* _Aim_
Can you write out each of the lines below with no changes at all?

* _Data supplied_
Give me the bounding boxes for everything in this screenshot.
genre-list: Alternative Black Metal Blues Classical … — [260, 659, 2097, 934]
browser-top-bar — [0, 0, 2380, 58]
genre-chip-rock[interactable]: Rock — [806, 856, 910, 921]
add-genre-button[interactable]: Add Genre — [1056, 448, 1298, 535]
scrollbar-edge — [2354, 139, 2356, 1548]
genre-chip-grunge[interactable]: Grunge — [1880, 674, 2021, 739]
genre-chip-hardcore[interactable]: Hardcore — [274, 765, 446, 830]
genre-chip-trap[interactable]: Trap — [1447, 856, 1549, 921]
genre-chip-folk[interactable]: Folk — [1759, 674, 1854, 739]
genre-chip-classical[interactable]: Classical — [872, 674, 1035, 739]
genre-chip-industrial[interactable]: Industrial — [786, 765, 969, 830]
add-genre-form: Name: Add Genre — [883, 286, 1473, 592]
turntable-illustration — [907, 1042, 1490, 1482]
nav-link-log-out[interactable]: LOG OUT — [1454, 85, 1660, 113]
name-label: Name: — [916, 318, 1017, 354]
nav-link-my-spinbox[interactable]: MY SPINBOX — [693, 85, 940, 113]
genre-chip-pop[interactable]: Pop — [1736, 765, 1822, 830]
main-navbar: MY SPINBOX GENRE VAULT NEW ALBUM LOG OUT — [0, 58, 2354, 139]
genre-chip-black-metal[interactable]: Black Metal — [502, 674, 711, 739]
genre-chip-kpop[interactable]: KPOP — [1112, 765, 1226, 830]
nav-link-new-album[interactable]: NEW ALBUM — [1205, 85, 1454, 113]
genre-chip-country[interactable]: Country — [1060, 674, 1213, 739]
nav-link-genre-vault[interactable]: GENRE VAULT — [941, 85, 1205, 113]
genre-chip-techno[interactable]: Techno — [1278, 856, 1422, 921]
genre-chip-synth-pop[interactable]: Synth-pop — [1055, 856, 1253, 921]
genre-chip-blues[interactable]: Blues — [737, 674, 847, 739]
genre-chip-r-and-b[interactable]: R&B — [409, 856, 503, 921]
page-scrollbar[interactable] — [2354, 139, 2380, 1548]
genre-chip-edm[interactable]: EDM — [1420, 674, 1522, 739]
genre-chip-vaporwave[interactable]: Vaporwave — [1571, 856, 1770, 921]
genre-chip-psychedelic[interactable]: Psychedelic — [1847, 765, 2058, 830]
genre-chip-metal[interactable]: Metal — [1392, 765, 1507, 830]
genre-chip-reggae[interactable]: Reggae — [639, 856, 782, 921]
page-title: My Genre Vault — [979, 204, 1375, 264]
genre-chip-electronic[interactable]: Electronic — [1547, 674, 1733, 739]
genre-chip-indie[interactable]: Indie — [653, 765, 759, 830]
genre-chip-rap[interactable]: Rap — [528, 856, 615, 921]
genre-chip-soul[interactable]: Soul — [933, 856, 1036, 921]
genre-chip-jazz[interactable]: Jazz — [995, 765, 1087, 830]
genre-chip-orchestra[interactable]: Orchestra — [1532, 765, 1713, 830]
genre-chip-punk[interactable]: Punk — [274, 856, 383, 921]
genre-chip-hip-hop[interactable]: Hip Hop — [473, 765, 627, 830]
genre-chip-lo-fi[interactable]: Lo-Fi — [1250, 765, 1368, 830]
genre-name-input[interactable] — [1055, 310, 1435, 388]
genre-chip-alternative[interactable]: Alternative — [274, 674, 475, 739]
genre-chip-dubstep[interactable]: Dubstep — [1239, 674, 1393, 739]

* _The solution_
Give me the bounding boxes for everything in this screenshot.
genre-list: Alternative Black Metal Blues Classical … — [260, 659, 2097, 934]
browser-top-bar — [0, 0, 2380, 58]
genre-chip-rock[interactable]: Rock — [806, 856, 910, 921]
add-genre-button[interactable]: Add Genre — [1056, 448, 1298, 535]
scrollbar-edge — [2354, 139, 2356, 1548]
genre-chip-grunge[interactable]: Grunge — [1880, 674, 2021, 739]
genre-chip-hardcore[interactable]: Hardcore — [274, 765, 446, 830]
genre-chip-trap[interactable]: Trap — [1447, 856, 1549, 921]
genre-chip-folk[interactable]: Folk — [1759, 674, 1854, 739]
genre-chip-classical[interactable]: Classical — [872, 674, 1035, 739]
genre-chip-industrial[interactable]: Industrial — [786, 765, 969, 830]
add-genre-form: Name: Add Genre — [883, 286, 1473, 592]
turntable-illustration — [907, 1042, 1490, 1482]
nav-link-log-out[interactable]: LOG OUT — [1454, 85, 1660, 113]
name-label: Name: — [916, 318, 1017, 354]
nav-link-my-spinbox[interactable]: MY SPINBOX — [693, 85, 940, 113]
genre-chip-pop[interactable]: Pop — [1736, 765, 1822, 830]
main-navbar: MY SPINBOX GENRE VAULT NEW ALBUM LOG OUT — [0, 58, 2354, 139]
genre-chip-black-metal[interactable]: Black Metal — [502, 674, 711, 739]
genre-chip-kpop[interactable]: KPOP — [1112, 765, 1226, 830]
nav-link-new-album[interactable]: NEW ALBUM — [1205, 85, 1454, 113]
genre-chip-country[interactable]: Country — [1060, 674, 1213, 739]
nav-link-genre-vault[interactable]: GENRE VAULT — [941, 85, 1205, 113]
genre-chip-techno[interactable]: Techno — [1278, 856, 1422, 921]
genre-chip-synth-pop[interactable]: Synth-pop — [1055, 856, 1253, 921]
genre-chip-blues[interactable]: Blues — [737, 674, 847, 739]
genre-chip-r-and-b[interactable]: R&B — [409, 856, 503, 921]
page-scrollbar[interactable] — [2354, 139, 2380, 1548]
genre-chip-edm[interactable]: EDM — [1420, 674, 1522, 739]
genre-chip-vaporwave[interactable]: Vaporwave — [1571, 856, 1770, 921]
genre-chip-psychedelic[interactable]: Psychedelic — [1847, 765, 2058, 830]
genre-chip-metal[interactable]: Metal — [1392, 765, 1507, 830]
genre-chip-reggae[interactable]: Reggae — [639, 856, 782, 921]
page-title: My Genre Vault — [979, 204, 1375, 264]
genre-chip-electronic[interactable]: Electronic — [1547, 674, 1733, 739]
genre-chip-indie[interactable]: Indie — [653, 765, 759, 830]
genre-chip-rap[interactable]: Rap — [528, 856, 615, 921]
genre-chip-soul[interactable]: Soul — [933, 856, 1036, 921]
genre-chip-jazz[interactable]: Jazz — [995, 765, 1087, 830]
genre-chip-orchestra[interactable]: Orchestra — [1532, 765, 1713, 830]
genre-chip-punk[interactable]: Punk — [274, 856, 383, 921]
genre-chip-hip-hop[interactable]: Hip Hop — [473, 765, 627, 830]
genre-chip-lo-fi[interactable]: Lo-Fi — [1250, 765, 1368, 830]
genre-name-input[interactable] — [1055, 310, 1435, 388]
genre-chip-alternative[interactable]: Alternative — [274, 674, 475, 739]
genre-chip-dubstep[interactable]: Dubstep — [1239, 674, 1393, 739]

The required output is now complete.